▸ Task goal
Copy out all the records, word for word.

▸ Information given
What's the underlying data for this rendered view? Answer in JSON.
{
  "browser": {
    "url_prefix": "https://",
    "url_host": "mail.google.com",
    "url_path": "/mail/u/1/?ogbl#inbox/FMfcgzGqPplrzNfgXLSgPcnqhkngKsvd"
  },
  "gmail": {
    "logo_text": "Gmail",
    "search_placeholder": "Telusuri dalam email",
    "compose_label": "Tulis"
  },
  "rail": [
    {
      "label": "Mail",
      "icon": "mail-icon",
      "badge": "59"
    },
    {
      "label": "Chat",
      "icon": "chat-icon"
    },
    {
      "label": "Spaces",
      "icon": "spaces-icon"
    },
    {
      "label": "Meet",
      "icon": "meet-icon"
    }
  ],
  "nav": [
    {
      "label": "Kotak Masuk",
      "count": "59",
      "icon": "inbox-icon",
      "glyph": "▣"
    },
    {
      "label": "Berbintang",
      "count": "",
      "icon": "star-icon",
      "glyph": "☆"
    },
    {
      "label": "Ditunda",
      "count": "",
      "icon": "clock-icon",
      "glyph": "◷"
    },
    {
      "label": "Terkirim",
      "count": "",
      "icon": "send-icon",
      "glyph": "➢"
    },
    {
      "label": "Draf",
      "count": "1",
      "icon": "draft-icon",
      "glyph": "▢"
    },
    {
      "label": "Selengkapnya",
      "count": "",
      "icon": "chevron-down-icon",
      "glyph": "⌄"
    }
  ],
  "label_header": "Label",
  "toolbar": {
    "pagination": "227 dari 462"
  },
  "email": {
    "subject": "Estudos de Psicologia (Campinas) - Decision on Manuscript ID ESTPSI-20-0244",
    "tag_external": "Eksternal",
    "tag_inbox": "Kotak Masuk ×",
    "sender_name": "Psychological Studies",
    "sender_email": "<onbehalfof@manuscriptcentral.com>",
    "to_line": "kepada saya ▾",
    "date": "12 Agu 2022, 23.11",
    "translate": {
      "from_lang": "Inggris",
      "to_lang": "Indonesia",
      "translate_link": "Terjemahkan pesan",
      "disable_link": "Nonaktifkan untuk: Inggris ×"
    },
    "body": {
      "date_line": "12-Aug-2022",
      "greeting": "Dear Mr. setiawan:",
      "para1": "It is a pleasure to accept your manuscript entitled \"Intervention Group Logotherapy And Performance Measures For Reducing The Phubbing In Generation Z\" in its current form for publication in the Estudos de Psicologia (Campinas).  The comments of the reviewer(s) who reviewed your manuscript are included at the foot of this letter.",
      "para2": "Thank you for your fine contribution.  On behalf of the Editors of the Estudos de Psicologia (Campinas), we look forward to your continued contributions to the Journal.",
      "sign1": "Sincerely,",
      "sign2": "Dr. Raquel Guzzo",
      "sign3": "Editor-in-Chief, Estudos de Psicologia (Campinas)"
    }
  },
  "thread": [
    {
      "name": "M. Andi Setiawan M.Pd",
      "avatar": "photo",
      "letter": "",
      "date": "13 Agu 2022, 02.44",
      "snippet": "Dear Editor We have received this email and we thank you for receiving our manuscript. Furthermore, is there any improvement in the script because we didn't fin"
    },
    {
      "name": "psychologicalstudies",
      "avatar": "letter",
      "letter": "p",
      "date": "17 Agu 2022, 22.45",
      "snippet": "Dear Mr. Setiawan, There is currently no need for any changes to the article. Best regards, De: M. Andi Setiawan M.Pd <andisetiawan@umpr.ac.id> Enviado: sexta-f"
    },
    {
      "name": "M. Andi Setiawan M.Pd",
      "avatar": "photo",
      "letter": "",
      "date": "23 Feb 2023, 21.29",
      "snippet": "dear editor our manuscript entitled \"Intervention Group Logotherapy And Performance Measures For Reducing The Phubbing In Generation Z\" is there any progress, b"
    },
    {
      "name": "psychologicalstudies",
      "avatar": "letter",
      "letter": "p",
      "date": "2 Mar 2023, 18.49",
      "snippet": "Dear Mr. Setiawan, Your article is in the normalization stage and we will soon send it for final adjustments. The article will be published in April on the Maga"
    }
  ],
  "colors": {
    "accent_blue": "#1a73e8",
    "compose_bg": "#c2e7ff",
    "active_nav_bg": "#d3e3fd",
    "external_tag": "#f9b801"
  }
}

▸ The result
What's the underlying data for this rendered view? Answer in JSON.
{
  "browser": {
    "url_prefix": "https://",
    "url_host": "mail.google.com",
    "url_path": "/mail/u/1/?ogbl#inbox/FMfcgzGqPplrzNfgXLSgPcnqhkngKsvd"
  },
  "gmail": {
    "logo_text": "Gmail",
    "search_placeholder": "Telusuri dalam email",
    "compose_label": "Tulis"
  },
  "rail": [
    {
      "label": "Mail",
      "icon": "mail-icon",
      "badge": "59"
    },
    {
      "label": "Chat",
      "icon": "chat-icon"
    },
    {
      "label": "Spaces",
      "icon": "spaces-icon"
    },
    {
      "label": "Meet",
      "icon": "meet-icon"
    }
  ],
  "nav": [
    {
      "label": "Kotak Masuk",
      "count": "59",
      "icon": "inbox-icon",
      "glyph": "▣"
    },
    {
      "label": "Berbintang",
      "count": "",
      "icon": "star-icon",
      "glyph": "☆"
    },
    {
      "label": "Ditunda",
      "count": "",
      "icon": "clock-icon",
      "glyph": "◷"
    },
    {
      "label": "Terkirim",
      "count": "",
      "icon": "send-icon",
      "glyph": "➢"
    },
    {
      "label": "Draf",
      "count": "1",
      "icon": "draft-icon",
      "glyph": "▢"
    },
    {
      "label": "Selengkapnya",
      "count": "",
      "icon": "chevron-down-icon",
      "glyph": "⌄"
    }
  ],
  "label_header": "Label",
  "toolbar": {
    "pagination": "227 dari 462"
  },
  "email": {
    "subject": "Estudos de Psicologia (Campinas) - Decision on Manuscript ID ESTPSI-20-0244",
    "tag_external": "Eksternal",
    "tag_inbox": "Kotak Masuk ×",
    "sender_name": "Psychological Studies",
    "sender_email": "<onbehalfof@manuscriptcentral.com>",
    "to_line": "kepada saya ▾",
    "date": "12 Agu 2022, 23.11",
    "translate": {
      "from_lang": "Inggris",
      "to_lang": "Indonesia",
      "translate_link": "Terjemahkan pesan",
      "disable_link": "Nonaktifkan untuk: Inggris ×"
    },
    "body": {
      "date_line": "12-Aug-2022",
      "greeting": "Dear Mr. setiawan:",
      "para1": "It is a pleasure to accept your manuscript entitled \"Intervention Group Logotherapy And Performance Measures For Reducing The Phubbing In Generation Z\" in its current form for publication in the Estudos de Psicologia (Campinas).  The comments of the reviewer(s) who reviewed your manuscript are included at the foot of this letter.",
      "para2": "Thank you for your fine contribution.  On behalf of the Editors of the Estudos de Psicologia (Campinas), we look forward to your continued contributions to the Journal.",
      "sign1": "Sincerely,",
      "sign2": "Dr. Raquel Guzzo",
      "sign3": "Editor-in-Chief, Estudos de Psicologia (Campinas)"
    }
  },
  "thread": [
    {
      "name": "M. Andi Setiawan M.Pd",
      "avatar": "photo",
      "letter": "",
      "date": "13 Agu 2022, 02.44",
      "snippet": "Dear Editor We have received this email and we thank you for receiving our manuscript. Furthermore, is there any improvement in the script because we didn't fin"
    },
    {
      "name": "psychologicalstudies",
      "avatar": "letter",
      "letter": "p",
      "date": "17 Agu 2022, 22.45",
      "snippet": "Dear Mr. Setiawan, There is currently no need for any changes to the article. Best regards, De: M. Andi Setiawan M.Pd <andisetiawan@umpr.ac.id> Enviado: sexta-f"
    },
    {
      "name": "M. Andi Setiawan M.Pd",
      "avatar": "photo",
      "letter": "",
      "date": "23 Feb 2023, 21.29",
      "snippet": "dear editor our manuscript entitled \"Intervention Group Logotherapy And Performance Measures For Reducing The Phubbing In Generation Z\" is there any progress, b"
    },
    {
      "name": "psychologicalstudies",
      "avatar": "letter",
      "letter": "p",
      "date": "2 Mar 2023, 18.49",
      "snippet": "Dear Mr. Setiawan, Your article is in the normalization stage and we will soon send it for final adjustments. The article will be published in April on the Maga"
    }
  ],
  "colors": {
    "accent_blue": "#1a73e8",
    "compose_bg": "#c2e7ff",
    "active_nav_bg": "#d3e3fd",
    "external_tag": "#f9b801"
  }
}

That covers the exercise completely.